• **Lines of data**
┏━━
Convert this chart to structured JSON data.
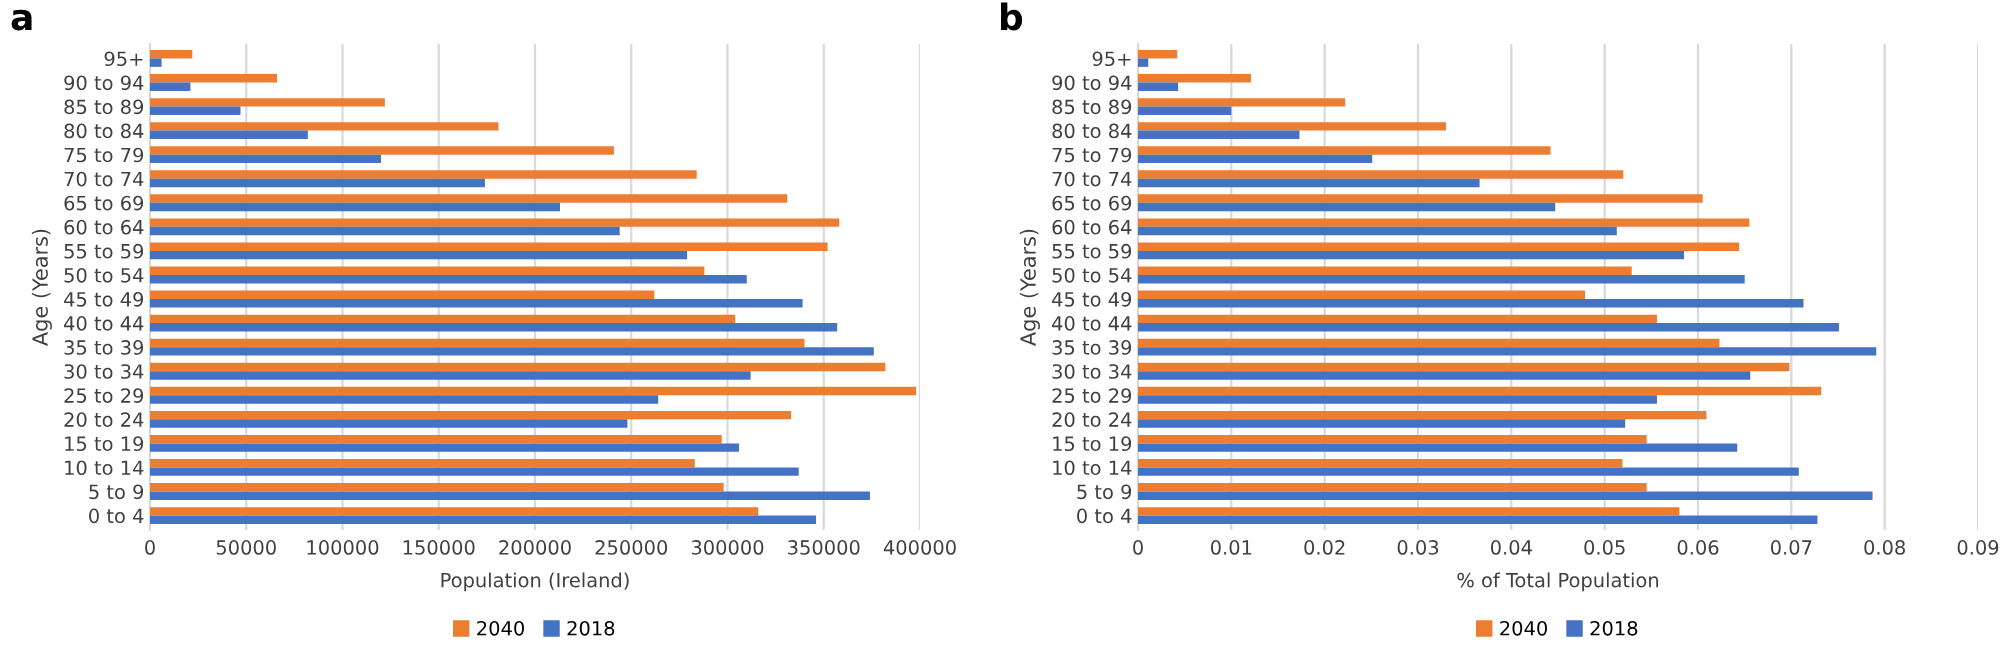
{
  "chart_data": [
    {
      "type": "bar",
      "orientation": "horizontal",
      "title": "a",
      "xlabel": "Population (Ireland)",
      "ylabel": "Age (Years)",
      "categories": [
        "95+",
        "90 to 94",
        "85 to 89",
        "80 to 84",
        "75 to 79",
        "70 to 74",
        "65 to 69",
        "60 to 64",
        "55 to 59",
        "50 to 54",
        "45 to 49",
        "40 to 44",
        "35 to 39",
        "30 to 34",
        "25 to 29",
        "20 to 24",
        "15 to 19",
        "10 to 14",
        "5 to 9",
        "0 to 4"
      ],
      "series": [
        {
          "name": "2040",
          "color": "#ed7d31",
          "values": [
            22000,
            66000,
            122000,
            181000,
            241000,
            284000,
            331000,
            358000,
            352000,
            288000,
            262000,
            304000,
            340000,
            382000,
            398000,
            333000,
            297000,
            283000,
            298000,
            316000
          ]
        },
        {
          "name": "2018",
          "color": "#4472c4",
          "values": [
            6000,
            21000,
            47000,
            82000,
            120000,
            174000,
            213000,
            244000,
            279000,
            310000,
            339000,
            357000,
            376000,
            312000,
            264000,
            248000,
            306000,
            337000,
            374000,
            346000
          ]
        }
      ],
      "xlim": [
        0,
        400000
      ],
      "xticks": [
        0,
        50000,
        100000,
        150000,
        200000,
        250000,
        300000,
        350000,
        400000
      ],
      "grid": "x",
      "legend": "bottom"
    },
    {
      "type": "bar",
      "orientation": "horizontal",
      "title": "b",
      "xlabel": "% of Total Population",
      "ylabel": "Age (Years)",
      "categories": [
        "95+",
        "90 to 94",
        "85 to 89",
        "80 to 84",
        "75 to 79",
        "70 to 74",
        "65 to 69",
        "60 to 64",
        "55 to 59",
        "50 to 54",
        "45 to 49",
        "40 to 44",
        "35 to 39",
        "30 to 34",
        "25 to 29",
        "20 to 24",
        "15 to 19",
        "10 to 14",
        "5 to 9",
        "0 to 4"
      ],
      "series": [
        {
          "name": "2040",
          "color": "#ed7d31",
          "values": [
            0.0042,
            0.0121,
            0.0222,
            0.033,
            0.0442,
            0.052,
            0.0605,
            0.0655,
            0.0644,
            0.0529,
            0.0479,
            0.0556,
            0.0623,
            0.0698,
            0.0732,
            0.0609,
            0.0545,
            0.0519,
            0.0545,
            0.058
          ]
        },
        {
          "name": "2018",
          "color": "#4472c4",
          "values": [
            0.0011,
            0.0043,
            0.01,
            0.0173,
            0.0251,
            0.0366,
            0.0447,
            0.0513,
            0.0585,
            0.065,
            0.0713,
            0.0751,
            0.0791,
            0.0656,
            0.0556,
            0.0522,
            0.0642,
            0.0708,
            0.0787,
            0.0728
          ]
        }
      ],
      "xlim": [
        0,
        0.09
      ],
      "xticks": [
        0,
        0.01,
        0.02,
        0.03,
        0.04,
        0.05,
        0.06,
        0.07,
        0.08,
        0.09
      ],
      "grid": "x",
      "legend": "bottom"
    }
  ]
}
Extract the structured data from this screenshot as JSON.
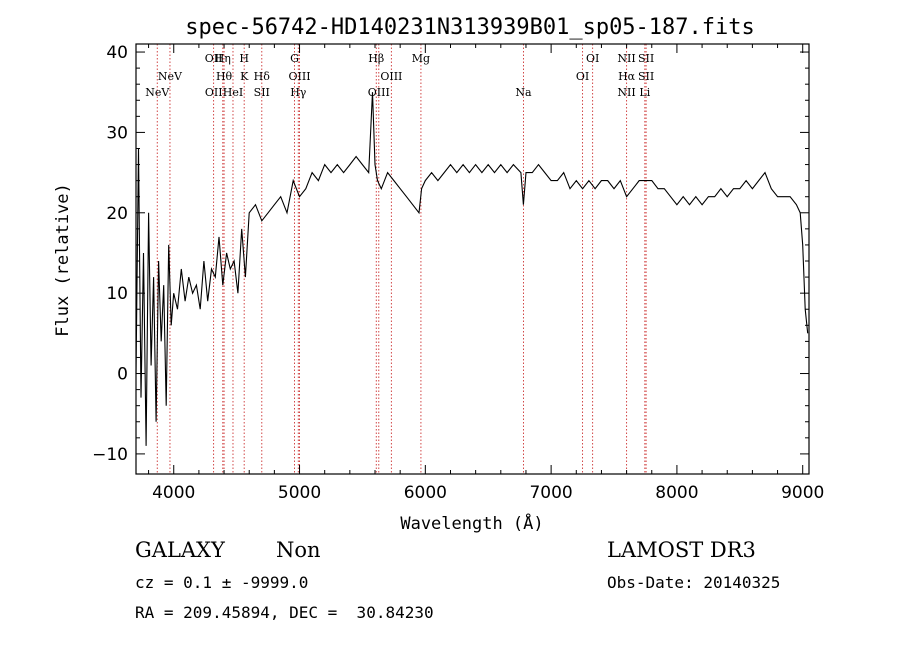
┗━━
• **Task to carry out**
Pictures are not part of the copy; output everything else in the records exactly.

• **Solution for this exercise**
Convert this chart to structured JSON data.
{
  "chart_data": [
    {
      "type": "bar",
      "orientation": "horizontal",
      "title": "a",
      "xlabel": "Population (Ireland)",
      "ylabel": "Age (Years)",
      "categories": [
        "95+",
        "90 to 94",
        "85 to 89",
        "80 to 84",
        "75 to 79",
        "70 to 74",
        "65 to 69",
        "60 to 64",
        "55 to 59",
        "50 to 54",
        "45 to 49",
        "40 to 44",
        "35 to 39",
        "30 to 34",
        "25 to 29",
        "20 to 24",
        "15 to 19",
        "10 to 14",
        "5 to 9",
        "0 to 4"
      ],
      "series": [
        {
          "name": "2040",
          "color": "#ed7d31",
          "values": [
            22000,
            66000,
            122000,
            181000,
            241000,
            284000,
            331000,
            358000,
            352000,
            288000,
            262000,
            304000,
            340000,
            382000,
            398000,
            333000,
            297000,
            283000,
            298000,
            316000
          ]
        },
        {
          "name": "2018",
          "color": "#4472c4",
          "values": [
            6000,
            21000,
            47000,
            82000,
            120000,
            174000,
            213000,
            244000,
            279000,
            310000,
            339000,
            357000,
            376000,
            312000,
            264000,
            248000,
            306000,
            337000,
            374000,
            346000
          ]
        }
      ],
      "xlim": [
        0,
        400000
      ],
      "xticks": [
        0,
        50000,
        100000,
        150000,
        200000,
        250000,
        300000,
        350000,
        400000
      ],
      "grid": "x",
      "legend": "bottom"
    },
    {
      "type": "bar",
      "orientation": "horizontal",
      "title": "b",
      "xlabel": "% of Total Population",
      "ylabel": "Age (Years)",
      "categories": [
        "95+",
        "90 to 94",
        "85 to 89",
        "80 to 84",
        "75 to 79",
        "70 to 74",
        "65 to 69",
        "60 to 64",
        "55 to 59",
        "50 to 54",
        "45 to 49",
        "40 to 44",
        "35 to 39",
        "30 to 34",
        "25 to 29",
        "20 to 24",
        "15 to 19",
        "10 to 14",
        "5 to 9",
        "0 to 4"
      ],
      "series": [
        {
          "name": "2040",
          "color": "#ed7d31",
          "values": [
            0.0042,
            0.0121,
            0.0222,
            0.033,
            0.0442,
            0.052,
            0.0605,
            0.0655,
            0.0644,
            0.0529,
            0.0479,
            0.0556,
            0.0623,
            0.0698,
            0.0732,
            0.0609,
            0.0545,
            0.0519,
            0.0545,
            0.058
          ]
        },
        {
          "name": "2018",
          "color": "#4472c4",
          "values": [
            0.0011,
            0.0043,
            0.01,
            0.0173,
            0.0251,
            0.0366,
            0.0447,
            0.0513,
            0.0585,
            0.065,
            0.0713,
            0.0751,
            0.0791,
            0.0656,
            0.0556,
            0.0522,
            0.0642,
            0.0708,
            0.0787,
            0.0728
          ]
        }
      ],
      "xlim": [
        0,
        0.09
      ],
      "xticks": [
        0,
        0.01,
        0.02,
        0.03,
        0.04,
        0.05,
        0.06,
        0.07,
        0.08,
        0.09
      ],
      "grid": "x",
      "legend": "bottom"
    }
  ]
}
Extract the structured data from this screenshot as JSON.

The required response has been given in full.